- **Problem details**:
Could you write out the records below exactly as they appear?

- **Records about charts and figures**:
....
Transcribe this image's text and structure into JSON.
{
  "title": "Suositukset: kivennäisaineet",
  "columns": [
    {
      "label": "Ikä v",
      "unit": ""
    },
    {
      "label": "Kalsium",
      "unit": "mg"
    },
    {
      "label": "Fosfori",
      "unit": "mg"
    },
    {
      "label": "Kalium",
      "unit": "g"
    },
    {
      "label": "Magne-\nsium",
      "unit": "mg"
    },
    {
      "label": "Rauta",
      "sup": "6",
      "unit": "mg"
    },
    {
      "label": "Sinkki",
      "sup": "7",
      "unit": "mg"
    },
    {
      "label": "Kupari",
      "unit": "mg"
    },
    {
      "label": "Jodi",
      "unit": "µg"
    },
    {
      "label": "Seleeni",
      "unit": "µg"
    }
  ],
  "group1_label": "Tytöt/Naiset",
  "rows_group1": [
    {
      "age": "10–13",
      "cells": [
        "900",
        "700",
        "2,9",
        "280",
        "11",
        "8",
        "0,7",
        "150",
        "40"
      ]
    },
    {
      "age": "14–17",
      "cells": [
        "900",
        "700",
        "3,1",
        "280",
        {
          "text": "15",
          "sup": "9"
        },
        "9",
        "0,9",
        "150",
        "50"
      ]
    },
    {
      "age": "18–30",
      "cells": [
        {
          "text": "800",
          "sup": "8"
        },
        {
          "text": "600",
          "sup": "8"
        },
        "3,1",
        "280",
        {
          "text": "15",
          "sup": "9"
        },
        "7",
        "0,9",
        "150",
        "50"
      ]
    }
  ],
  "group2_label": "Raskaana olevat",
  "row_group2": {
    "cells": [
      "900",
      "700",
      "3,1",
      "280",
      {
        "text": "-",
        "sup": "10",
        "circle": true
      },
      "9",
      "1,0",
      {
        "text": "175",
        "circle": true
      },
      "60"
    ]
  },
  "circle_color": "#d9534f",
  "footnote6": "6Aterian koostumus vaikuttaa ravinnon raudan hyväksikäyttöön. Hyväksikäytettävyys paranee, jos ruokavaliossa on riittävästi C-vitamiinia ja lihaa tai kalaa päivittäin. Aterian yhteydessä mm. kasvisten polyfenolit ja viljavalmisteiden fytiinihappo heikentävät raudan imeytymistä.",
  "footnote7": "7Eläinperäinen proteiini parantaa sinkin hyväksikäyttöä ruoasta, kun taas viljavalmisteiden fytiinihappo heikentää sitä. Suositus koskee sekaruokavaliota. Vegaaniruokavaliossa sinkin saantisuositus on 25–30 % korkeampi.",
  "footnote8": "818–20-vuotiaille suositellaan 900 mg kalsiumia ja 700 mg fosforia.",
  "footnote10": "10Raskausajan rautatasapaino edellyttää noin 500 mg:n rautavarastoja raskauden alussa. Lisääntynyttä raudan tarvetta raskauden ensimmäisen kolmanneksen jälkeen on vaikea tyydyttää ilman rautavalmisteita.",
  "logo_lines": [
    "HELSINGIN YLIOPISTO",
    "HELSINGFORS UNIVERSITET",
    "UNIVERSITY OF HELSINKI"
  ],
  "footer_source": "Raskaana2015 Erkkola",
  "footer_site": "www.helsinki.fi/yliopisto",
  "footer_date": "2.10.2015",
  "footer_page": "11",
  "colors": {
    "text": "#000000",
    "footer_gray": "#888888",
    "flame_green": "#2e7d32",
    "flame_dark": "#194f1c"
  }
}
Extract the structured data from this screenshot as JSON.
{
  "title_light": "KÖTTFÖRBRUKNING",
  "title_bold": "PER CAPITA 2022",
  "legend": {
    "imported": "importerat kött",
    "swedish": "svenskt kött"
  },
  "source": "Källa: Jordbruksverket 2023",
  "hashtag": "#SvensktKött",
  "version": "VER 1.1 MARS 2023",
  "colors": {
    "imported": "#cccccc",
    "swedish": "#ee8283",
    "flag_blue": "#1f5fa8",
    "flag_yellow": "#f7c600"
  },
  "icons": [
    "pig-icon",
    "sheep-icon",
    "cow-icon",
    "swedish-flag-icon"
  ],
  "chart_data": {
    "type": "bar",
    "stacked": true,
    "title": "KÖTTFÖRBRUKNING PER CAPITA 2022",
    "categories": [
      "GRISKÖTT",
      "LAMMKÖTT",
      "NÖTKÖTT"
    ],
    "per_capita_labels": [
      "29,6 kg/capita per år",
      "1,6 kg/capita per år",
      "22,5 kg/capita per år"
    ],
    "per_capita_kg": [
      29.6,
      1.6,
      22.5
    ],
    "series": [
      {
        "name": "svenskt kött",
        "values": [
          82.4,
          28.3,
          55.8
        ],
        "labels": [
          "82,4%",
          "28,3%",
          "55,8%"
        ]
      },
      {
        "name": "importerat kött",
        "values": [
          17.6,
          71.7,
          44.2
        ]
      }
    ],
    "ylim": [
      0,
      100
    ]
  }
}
....
- **Answer for this exercise**:
Transcribe this image's text and structure into JSON.
{
  "title": "Suositukset: kivennäisaineet",
  "columns": [
    {
      "label": "Ikä v",
      "unit": ""
    },
    {
      "label": "Kalsium",
      "unit": "mg"
    },
    {
      "label": "Fosfori",
      "unit": "mg"
    },
    {
      "label": "Kalium",
      "unit": "g"
    },
    {
      "label": "Magne-\nsium",
      "unit": "mg"
    },
    {
      "label": "Rauta",
      "sup": "6",
      "unit": "mg"
    },
    {
      "label": "Sinkki",
      "sup": "7",
      "unit": "mg"
    },
    {
      "label": "Kupari",
      "unit": "mg"
    },
    {
      "label": "Jodi",
      "unit": "µg"
    },
    {
      "label": "Seleeni",
      "unit": "µg"
    }
  ],
  "group1_label": "Tytöt/Naiset",
  "rows_group1": [
    {
      "age": "10–13",
      "cells": [
        "900",
        "700",
        "2,9",
        "280",
        "11",
        "8",
        "0,7",
        "150",
        "40"
      ]
    },
    {
      "age": "14–17",
      "cells": [
        "900",
        "700",
        "3,1",
        "280",
        {
          "text": "15",
          "sup": "9"
        },
        "9",
        "0,9",
        "150",
        "50"
      ]
    },
    {
      "age": "18–30",
      "cells": [
        {
          "text": "800",
          "sup": "8"
        },
        {
          "text": "600",
          "sup": "8"
        },
        "3,1",
        "280",
        {
          "text": "15",
          "sup": "9"
        },
        "7",
        "0,9",
        "150",
        "50"
      ]
    }
  ],
  "group2_label": "Raskaana olevat",
  "row_group2": {
    "cells": [
      "900",
      "700",
      "3,1",
      "280",
      {
        "text": "-",
        "sup": "10",
        "circle": true
      },
      "9",
      "1,0",
      {
        "text": "175",
        "circle": true
      },
      "60"
    ]
  },
  "circle_color": "#d9534f",
  "footnote6": "6Aterian koostumus vaikuttaa ravinnon raudan hyväksikäyttöön. Hyväksikäytettävyys paranee, jos ruokavaliossa on riittävästi C-vitamiinia ja lihaa tai kalaa päivittäin. Aterian yhteydessä mm. kasvisten polyfenolit ja viljavalmisteiden fytiinihappo heikentävät raudan imeytymistä.",
  "footnote7": "7Eläinperäinen proteiini parantaa sinkin hyväksikäyttöä ruoasta, kun taas viljavalmisteiden fytiinihappo heikentää sitä. Suositus koskee sekaruokavaliota. Vegaaniruokavaliossa sinkin saantisuositus on 25–30 % korkeampi.",
  "footnote8": "818–20-vuotiaille suositellaan 900 mg kalsiumia ja 700 mg fosforia.",
  "footnote10": "10Raskausajan rautatasapaino edellyttää noin 500 mg:n rautavarastoja raskauden alussa. Lisääntynyttä raudan tarvetta raskauden ensimmäisen kolmanneksen jälkeen on vaikea tyydyttää ilman rautavalmisteita.",
  "logo_lines": [
    "HELSINGIN YLIOPISTO",
    "HELSINGFORS UNIVERSITET",
    "UNIVERSITY OF HELSINKI"
  ],
  "footer_source": "Raskaana2015 Erkkola",
  "footer_site": "www.helsinki.fi/yliopisto",
  "footer_date": "2.10.2015",
  "footer_page": "11",
  "colors": {
    "text": "#000000",
    "footer_gray": "#888888",
    "flame_green": "#2e7d32",
    "flame_dark": "#194f1c"
  }
}
Extract the structured data from this screenshot as JSON.
{
  "title_light": "KÖTTFÖRBRUKNING",
  "title_bold": "PER CAPITA 2022",
  "legend": {
    "imported": "importerat kött",
    "swedish": "svenskt kött"
  },
  "source": "Källa: Jordbruksverket 2023",
  "hashtag": "#SvensktKött",
  "version": "VER 1.1 MARS 2023",
  "colors": {
    "imported": "#cccccc",
    "swedish": "#ee8283",
    "flag_blue": "#1f5fa8",
    "flag_yellow": "#f7c600"
  },
  "icons": [
    "pig-icon",
    "sheep-icon",
    "cow-icon",
    "swedish-flag-icon"
  ],
  "chart_data": {
    "type": "bar",
    "stacked": true,
    "title": "KÖTTFÖRBRUKNING PER CAPITA 2022",
    "categories": [
      "GRISKÖTT",
      "LAMMKÖTT",
      "NÖTKÖTT"
    ],
    "per_capita_labels": [
      "29,6 kg/capita per år",
      "1,6 kg/capita per år",
      "22,5 kg/capita per år"
    ],
    "per_capita_kg": [
      29.6,
      1.6,
      22.5
    ],
    "series": [
      {
        "name": "svenskt kött",
        "values": [
          82.4,
          28.3,
          55.8
        ],
        "labels": [
          "82,4%",
          "28,3%",
          "55,8%"
        ]
      },
      {
        "name": "importerat kött",
        "values": [
          17.6,
          71.7,
          44.2
        ]
      }
    ],
    "ylim": [
      0,
      100
    ]
  }
}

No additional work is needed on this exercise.